# Aim
Search the entries for the word "positive" and pull out each line that has it.

╭─ Provided data

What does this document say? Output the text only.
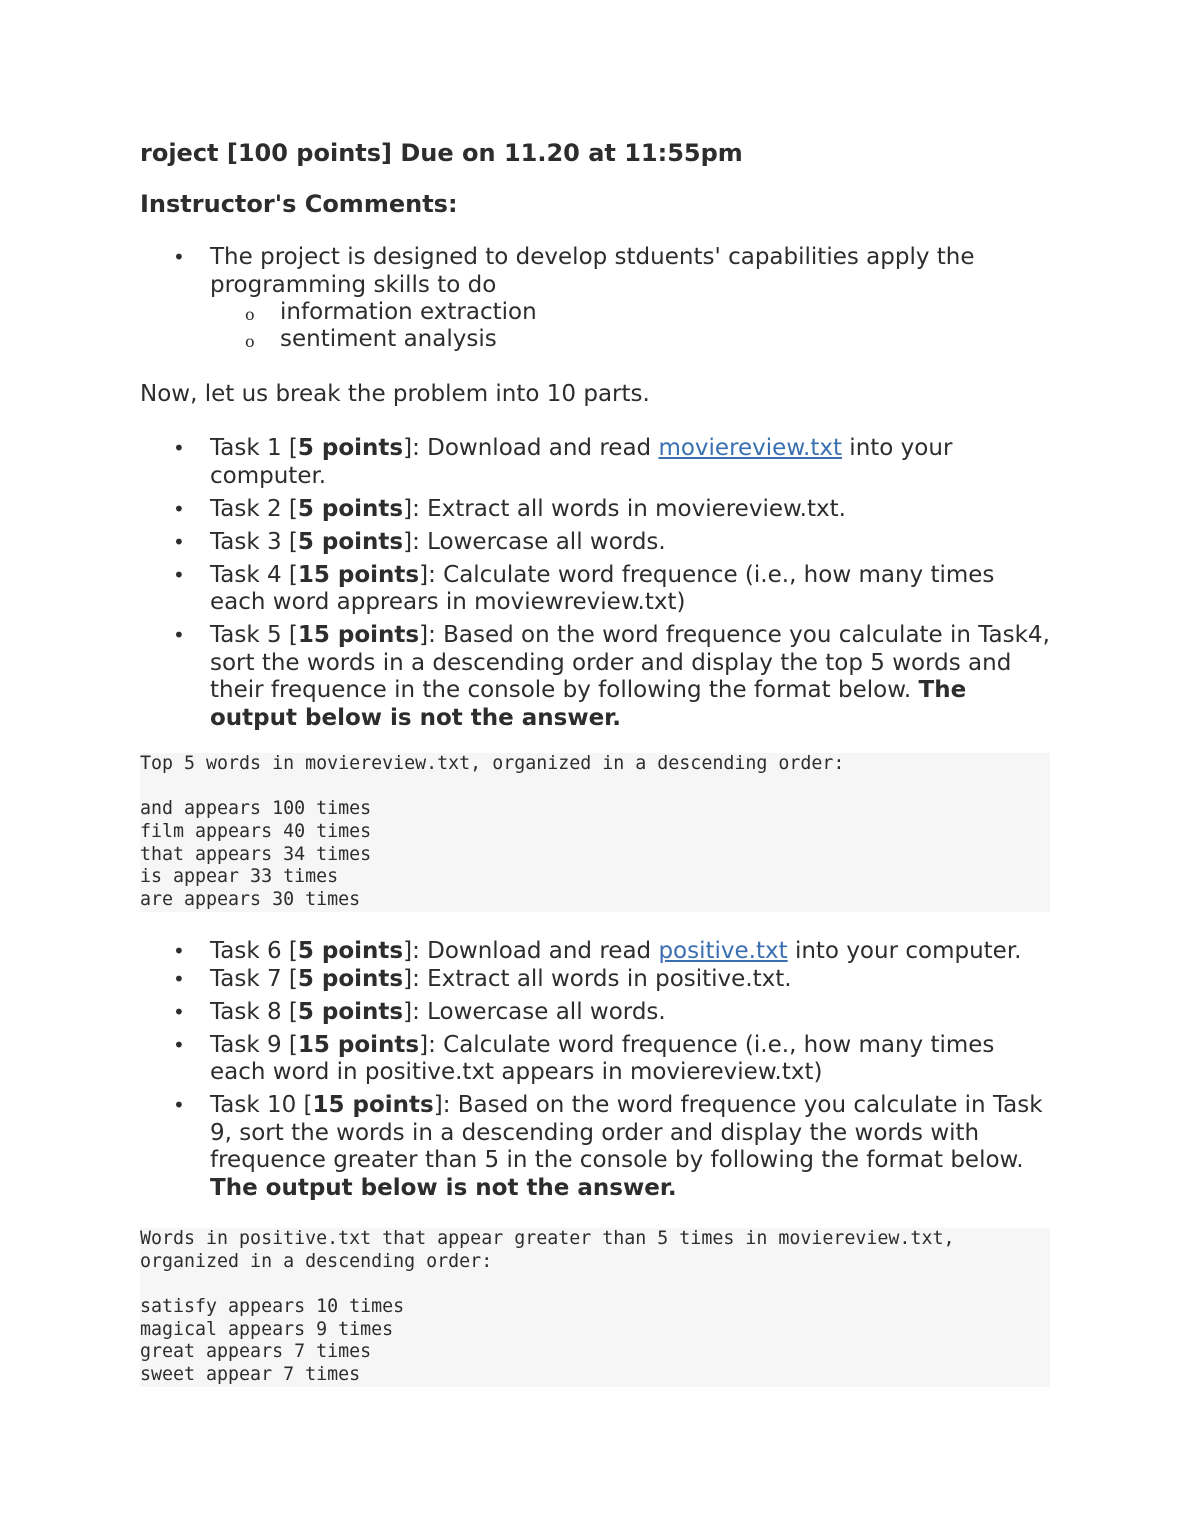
roject [100 points] Due on 11.20 at 11:55pm
Instructor's Comments:
• The project is designed to develop stduents' capabilities apply the programming skills to do
o information extraction
o sentiment analysis

Now, let us break the problem into 10 parts.

• Task 1 [5 points]: Download and read moviereview.txt into your computer.
• Task 2 [5 points]: Extract all words in moviereview.txt.
• Task 3 [5 points]: Lowercase all words.
• Task 4 [15 points]: Calculate word frequence (i.e., how many times each word apprears in moviewreview.txt)
• Task 5 [15 points]: Based on the word frequence you calculate in Task4, sort the words in a descending order and display the top 5 words and their frequence in the console by following the format below. The output below is not the answer.
Top 5 words in moviereview.txt, organized in a descending order:
and appears 100 times
film appears 40 times
that appears 34 times
is appear 33 times
are appears 30 times
• Task 6 [5 points]: Download and read positive.txt into your computer.
• Task 7 [5 points]: Extract all words in positive.txt.
• Task 8 [5 points]: Lowercase all words.
• Task 9 [15 points]: Calculate word frequence (i.e., how many times each word in positive.txt appears in moviereview.txt)
• Task 10 [15 points]: Based on the word frequence you calculate in Task 9, sort the words in a descending order and display the words with frequence greater than 5 in the console by following the format below. The output below is not the answer.
Words in positive.txt that appear greater than 5 times in moviereview.txt,
organized in a descending order:
satisfy appears 10 times
magical appears 9 times
great appears 7 times
sweet appear 7 times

╰─

# Answer to this exercise
• Task 6 [5 points]: Download and read positive.txt into your computer.
• Task 7 [5 points]: Extract all words in positive.txt.
• Task 9 [15 points]: Calculate word frequence (i.e., how many times each word in positive.txt appears in moviereview.txt)
Words in positive.txt that appear greater than 5 times in moviereview.txt,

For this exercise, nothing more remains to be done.